Extracted data entries:
________________
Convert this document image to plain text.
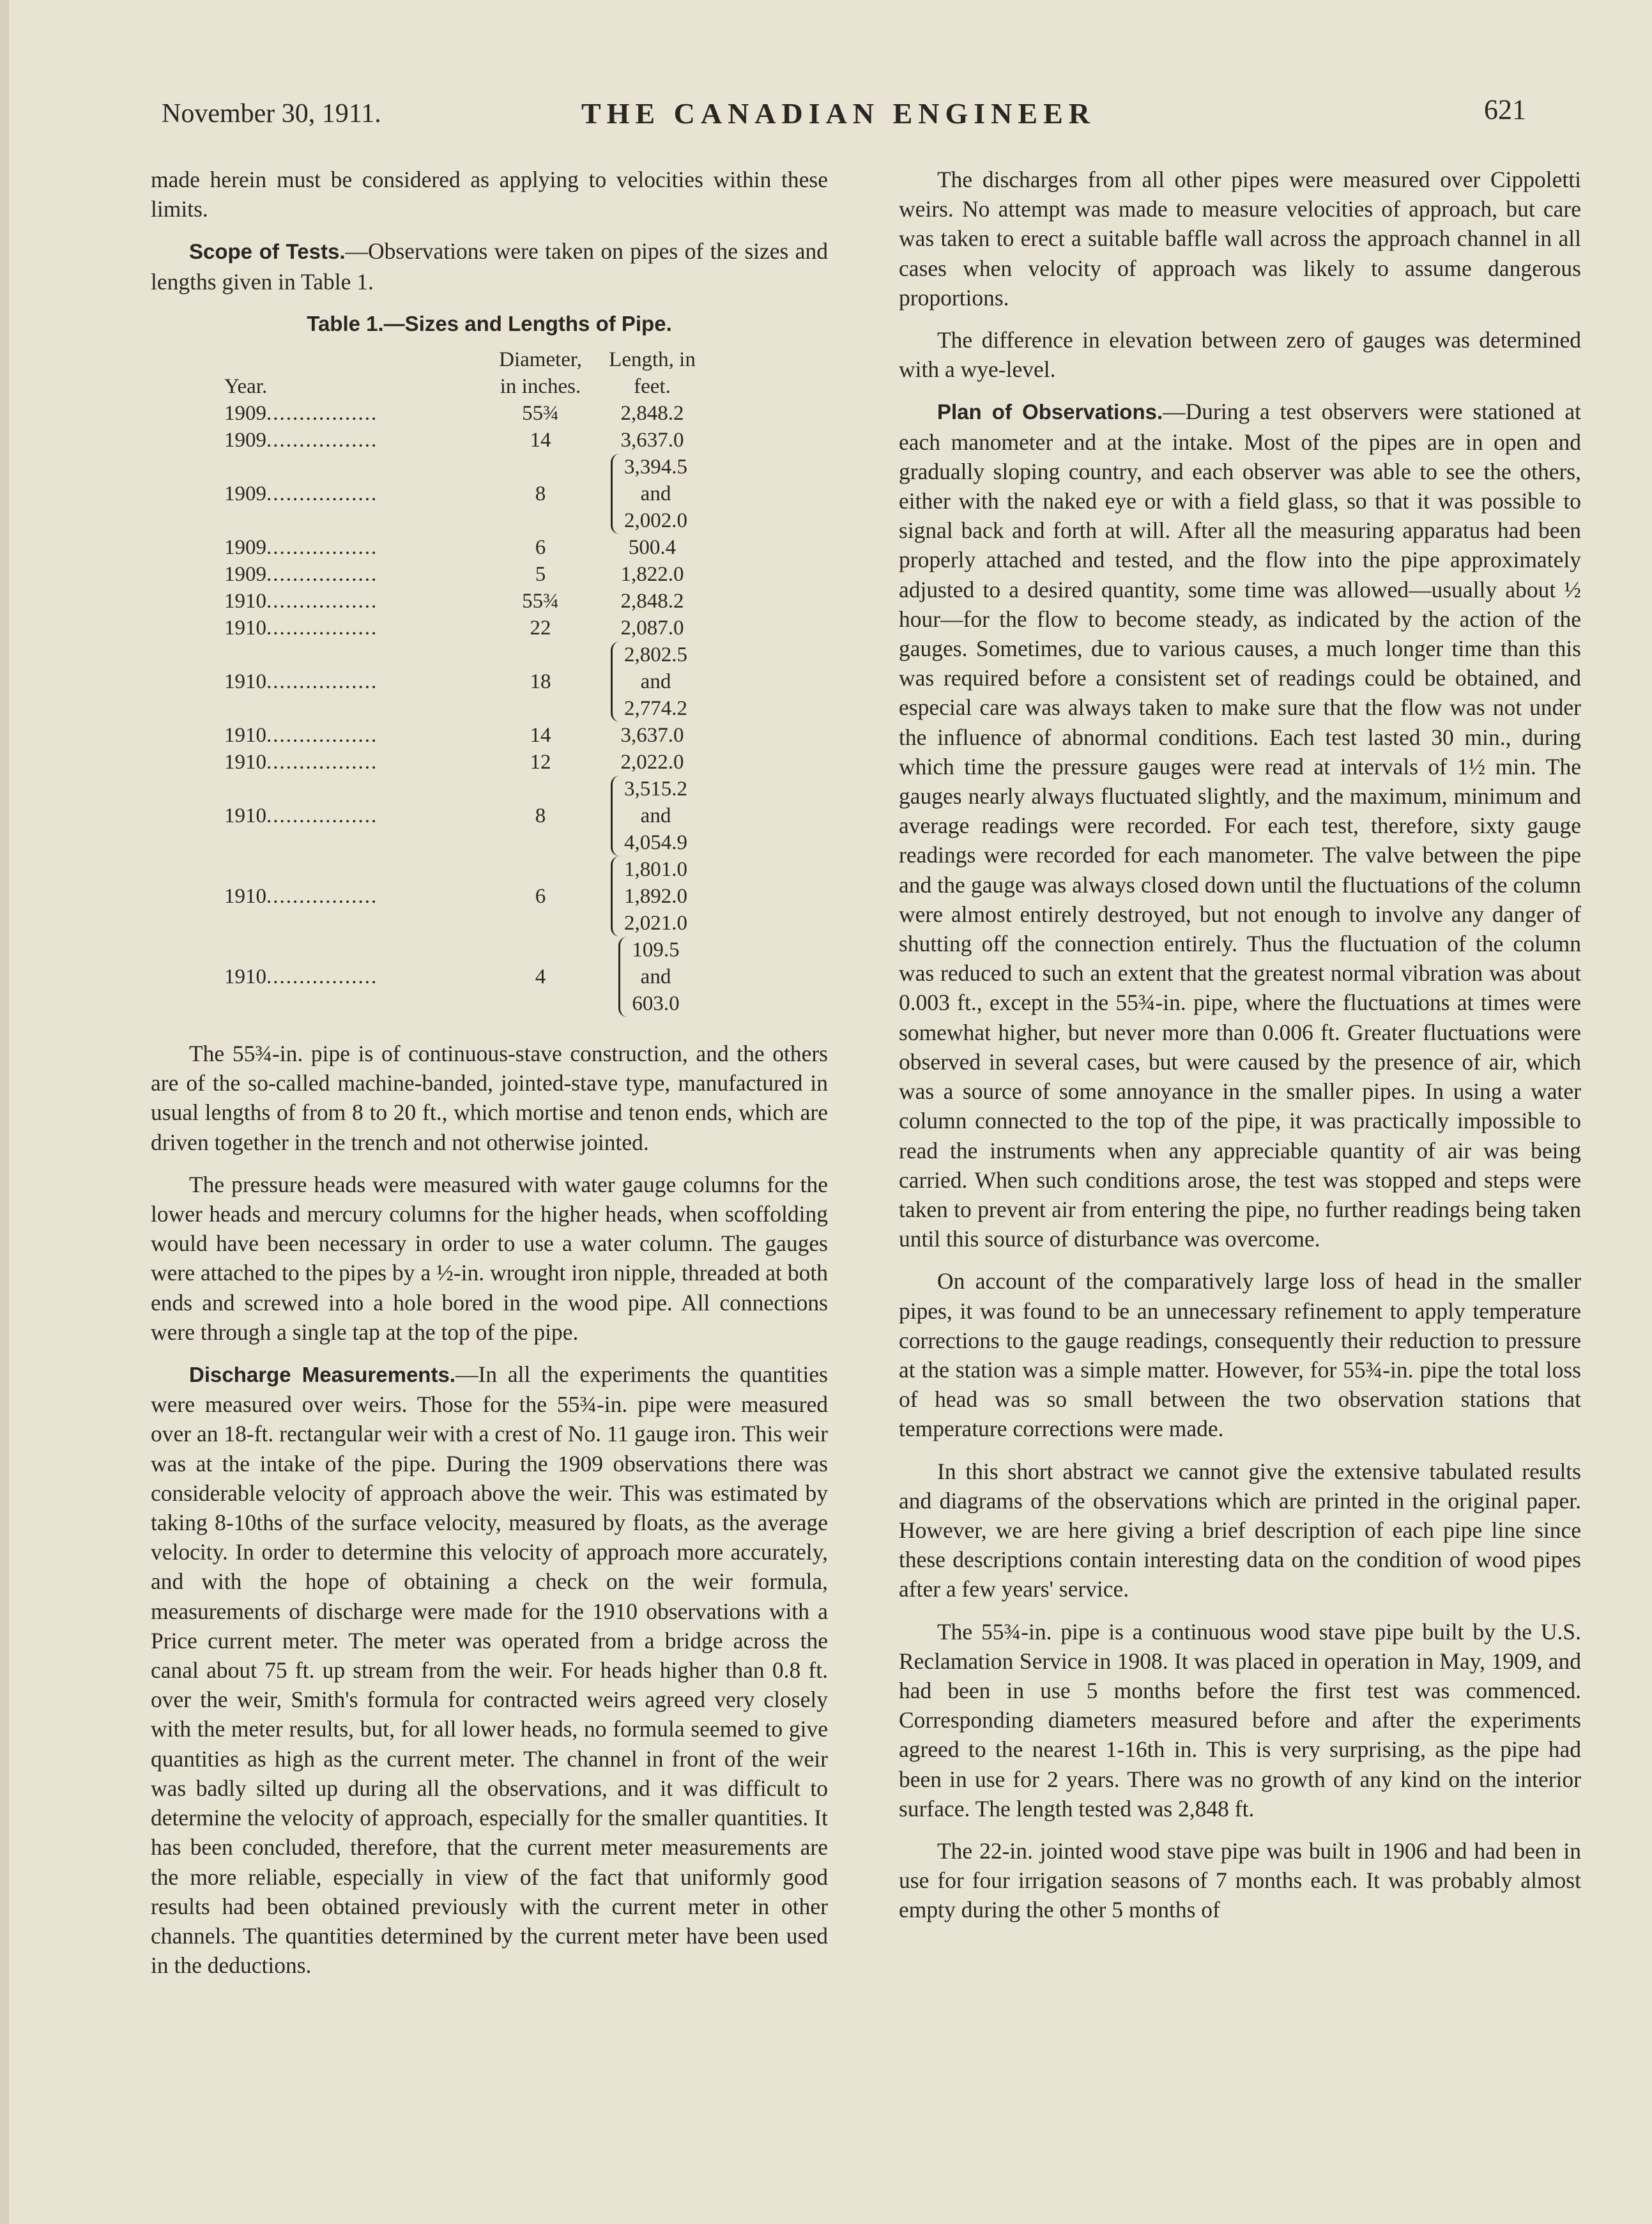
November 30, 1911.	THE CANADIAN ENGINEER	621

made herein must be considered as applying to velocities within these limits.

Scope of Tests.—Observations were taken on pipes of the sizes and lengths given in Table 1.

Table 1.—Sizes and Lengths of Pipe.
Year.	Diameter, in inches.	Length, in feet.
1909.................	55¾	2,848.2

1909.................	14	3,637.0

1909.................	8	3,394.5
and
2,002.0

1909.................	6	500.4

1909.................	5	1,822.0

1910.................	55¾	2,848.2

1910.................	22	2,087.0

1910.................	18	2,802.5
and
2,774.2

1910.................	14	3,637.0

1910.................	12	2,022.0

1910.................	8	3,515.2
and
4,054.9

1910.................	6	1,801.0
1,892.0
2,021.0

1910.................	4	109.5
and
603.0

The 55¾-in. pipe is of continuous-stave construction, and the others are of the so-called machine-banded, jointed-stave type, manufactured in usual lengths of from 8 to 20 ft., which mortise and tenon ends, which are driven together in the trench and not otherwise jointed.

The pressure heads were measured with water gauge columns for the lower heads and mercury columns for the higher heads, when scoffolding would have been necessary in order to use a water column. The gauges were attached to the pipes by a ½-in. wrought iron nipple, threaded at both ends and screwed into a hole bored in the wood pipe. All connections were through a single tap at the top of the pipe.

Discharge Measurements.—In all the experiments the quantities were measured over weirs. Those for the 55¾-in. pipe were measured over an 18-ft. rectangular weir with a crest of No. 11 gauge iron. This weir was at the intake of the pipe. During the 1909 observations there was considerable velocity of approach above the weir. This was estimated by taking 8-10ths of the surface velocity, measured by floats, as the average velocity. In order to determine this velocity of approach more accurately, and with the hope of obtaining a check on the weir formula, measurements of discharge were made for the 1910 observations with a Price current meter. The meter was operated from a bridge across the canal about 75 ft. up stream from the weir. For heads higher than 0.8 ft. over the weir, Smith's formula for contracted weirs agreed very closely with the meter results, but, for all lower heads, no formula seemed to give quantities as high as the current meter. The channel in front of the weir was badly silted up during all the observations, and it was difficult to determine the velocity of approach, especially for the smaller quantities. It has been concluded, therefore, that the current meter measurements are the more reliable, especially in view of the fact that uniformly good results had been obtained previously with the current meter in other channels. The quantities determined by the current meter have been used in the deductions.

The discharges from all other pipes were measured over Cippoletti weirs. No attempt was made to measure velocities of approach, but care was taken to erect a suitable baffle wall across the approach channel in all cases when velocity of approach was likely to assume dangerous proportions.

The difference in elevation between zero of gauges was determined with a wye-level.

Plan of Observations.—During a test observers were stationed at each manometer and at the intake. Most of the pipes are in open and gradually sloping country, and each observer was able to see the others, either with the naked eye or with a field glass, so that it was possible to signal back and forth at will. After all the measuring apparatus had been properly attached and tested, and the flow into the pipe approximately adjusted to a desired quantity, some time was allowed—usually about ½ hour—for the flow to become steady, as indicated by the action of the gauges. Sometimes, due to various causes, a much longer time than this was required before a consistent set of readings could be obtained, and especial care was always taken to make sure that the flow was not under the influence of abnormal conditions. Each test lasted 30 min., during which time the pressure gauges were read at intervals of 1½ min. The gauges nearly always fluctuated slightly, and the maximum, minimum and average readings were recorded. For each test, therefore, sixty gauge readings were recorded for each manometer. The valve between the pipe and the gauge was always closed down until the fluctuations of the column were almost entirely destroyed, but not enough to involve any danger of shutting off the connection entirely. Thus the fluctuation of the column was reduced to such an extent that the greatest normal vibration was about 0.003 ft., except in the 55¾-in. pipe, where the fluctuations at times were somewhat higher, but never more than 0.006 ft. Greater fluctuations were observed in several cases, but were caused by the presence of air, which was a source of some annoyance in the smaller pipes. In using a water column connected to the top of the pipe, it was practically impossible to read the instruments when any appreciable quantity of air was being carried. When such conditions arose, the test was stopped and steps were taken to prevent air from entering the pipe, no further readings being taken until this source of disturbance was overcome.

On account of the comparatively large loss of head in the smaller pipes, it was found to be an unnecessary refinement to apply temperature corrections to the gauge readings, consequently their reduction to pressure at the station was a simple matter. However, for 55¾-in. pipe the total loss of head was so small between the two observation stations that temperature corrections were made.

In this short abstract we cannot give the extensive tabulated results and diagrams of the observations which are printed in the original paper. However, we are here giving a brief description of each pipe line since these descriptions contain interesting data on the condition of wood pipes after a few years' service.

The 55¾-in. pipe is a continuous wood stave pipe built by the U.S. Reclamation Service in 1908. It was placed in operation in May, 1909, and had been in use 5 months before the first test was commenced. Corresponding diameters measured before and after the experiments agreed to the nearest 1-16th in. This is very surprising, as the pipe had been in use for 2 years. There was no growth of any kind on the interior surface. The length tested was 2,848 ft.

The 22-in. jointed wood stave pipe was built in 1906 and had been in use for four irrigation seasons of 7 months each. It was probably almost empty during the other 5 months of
________________
--- STATED GOAL ---
Write the listing out a second time exactly, dropping all images.

--- TASK RESPONSE ---
Convert this document image to plain text.
November 30, 1911.	THE CANADIAN ENGINEER	621

made herein must be considered as applying to velocities within these limits.

Scope of Tests.—Observations were taken on pipes of the sizes and lengths given in Table 1.

Table 1.—Sizes and Lengths of Pipe.
Year.	Diameter, in inches.	Length, in feet.
1909.................	55¾	2,848.2

1909.................	14	3,637.0

1909.................	8	3,394.5
and
2,002.0

1909.................	6	500.4

1909.................	5	1,822.0

1910.................	55¾	2,848.2

1910.................	22	2,087.0

1910.................	18	2,802.5
and
2,774.2

1910.................	14	3,637.0

1910.................	12	2,022.0

1910.................	8	3,515.2
and
4,054.9

1910.................	6	1,801.0
1,892.0
2,021.0

1910.................	4	109.5
and
603.0

The 55¾-in. pipe is of continuous-stave construction, and the others are of the so-called machine-banded, jointed-stave type, manufactured in usual lengths of from 8 to 20 ft., which mortise and tenon ends, which are driven together in the trench and not otherwise jointed.

The pressure heads were measured with water gauge columns for the lower heads and mercury columns for the higher heads, when scoffolding would have been necessary in order to use a water column. The gauges were attached to the pipes by a ½-in. wrought iron nipple, threaded at both ends and screwed into a hole bored in the wood pipe. All connections were through a single tap at the top of the pipe.

Discharge Measurements.—In all the experiments the quantities were measured over weirs. Those for the 55¾-in. pipe were measured over an 18-ft. rectangular weir with a crest of No. 11 gauge iron. This weir was at the intake of the pipe. During the 1909 observations there was considerable velocity of approach above the weir. This was estimated by taking 8-10ths of the surface velocity, measured by floats, as the average velocity. In order to determine this velocity of approach more accurately, and with the hope of obtaining a check on the weir formula, measurements of discharge were made for the 1910 observations with a Price current meter. The meter was operated from a bridge across the canal about 75 ft. up stream from the weir. For heads higher than 0.8 ft. over the weir, Smith's formula for contracted weirs agreed very closely with the meter results, but, for all lower heads, no formula seemed to give quantities as high as the current meter. The channel in front of the weir was badly silted up during all the observations, and it was difficult to determine the velocity of approach, especially for the smaller quantities. It has been concluded, therefore, that the current meter measurements are the more reliable, especially in view of the fact that uniformly good results had been obtained previously with the current meter in other channels. The quantities determined by the current meter have been used in the deductions.

The discharges from all other pipes were measured over Cippoletti weirs. No attempt was made to measure velocities of approach, but care was taken to erect a suitable baffle wall across the approach channel in all cases when velocity of approach was likely to assume dangerous proportions.

The difference in elevation between zero of gauges was determined with a wye-level.

Plan of Observations.—During a test observers were stationed at each manometer and at the intake. Most of the pipes are in open and gradually sloping country, and each observer was able to see the others, either with the naked eye or with a field glass, so that it was possible to signal back and forth at will. After all the measuring apparatus had been properly attached and tested, and the flow into the pipe approximately adjusted to a desired quantity, some time was allowed—usually about ½ hour—for the flow to become steady, as indicated by the action of the gauges. Sometimes, due to various causes, a much longer time than this was required before a consistent set of readings could be obtained, and especial care was always taken to make sure that the flow was not under the influence of abnormal conditions. Each test lasted 30 min., during which time the pressure gauges were read at intervals of 1½ min. The gauges nearly always fluctuated slightly, and the maximum, minimum and average readings were recorded. For each test, therefore, sixty gauge readings were recorded for each manometer. The valve between the pipe and the gauge was always closed down until the fluctuations of the column were almost entirely destroyed, but not enough to involve any danger of shutting off the connection entirely. Thus the fluctuation of the column was reduced to such an extent that the greatest normal vibration was about 0.003 ft., except in the 55¾-in. pipe, where the fluctuations at times were somewhat higher, but never more than 0.006 ft. Greater fluctuations were observed in several cases, but were caused by the presence of air, which was a source of some annoyance in the smaller pipes. In using a water column connected to the top of the pipe, it was practically impossible to read the instruments when any appreciable quantity of air was being carried. When such conditions arose, the test was stopped and steps were taken to prevent air from entering the pipe, no further readings being taken until this source of disturbance was overcome.

On account of the comparatively large loss of head in the smaller pipes, it was found to be an unnecessary refinement to apply temperature corrections to the gauge readings, consequently their reduction to pressure at the station was a simple matter. However, for 55¾-in. pipe the total loss of head was so small between the two observation stations that temperature corrections were made.

In this short abstract we cannot give the extensive tabulated results and diagrams of the observations which are printed in the original paper. However, we are here giving a brief description of each pipe line since these descriptions contain interesting data on the condition of wood pipes after a few years' service.

The 55¾-in. pipe is a continuous wood stave pipe built by the U.S. Reclamation Service in 1908. It was placed in operation in May, 1909, and had been in use 5 months before the first test was commenced. Corresponding diameters measured before and after the experiments agreed to the nearest 1-16th in. This is very surprising, as the pipe had been in use for 2 years. There was no growth of any kind on the interior surface. The length tested was 2,848 ft.

The 22-in. jointed wood stave pipe was built in 1906 and had been in use for four irrigation seasons of 7 months each. It was probably almost empty during the other 5 months of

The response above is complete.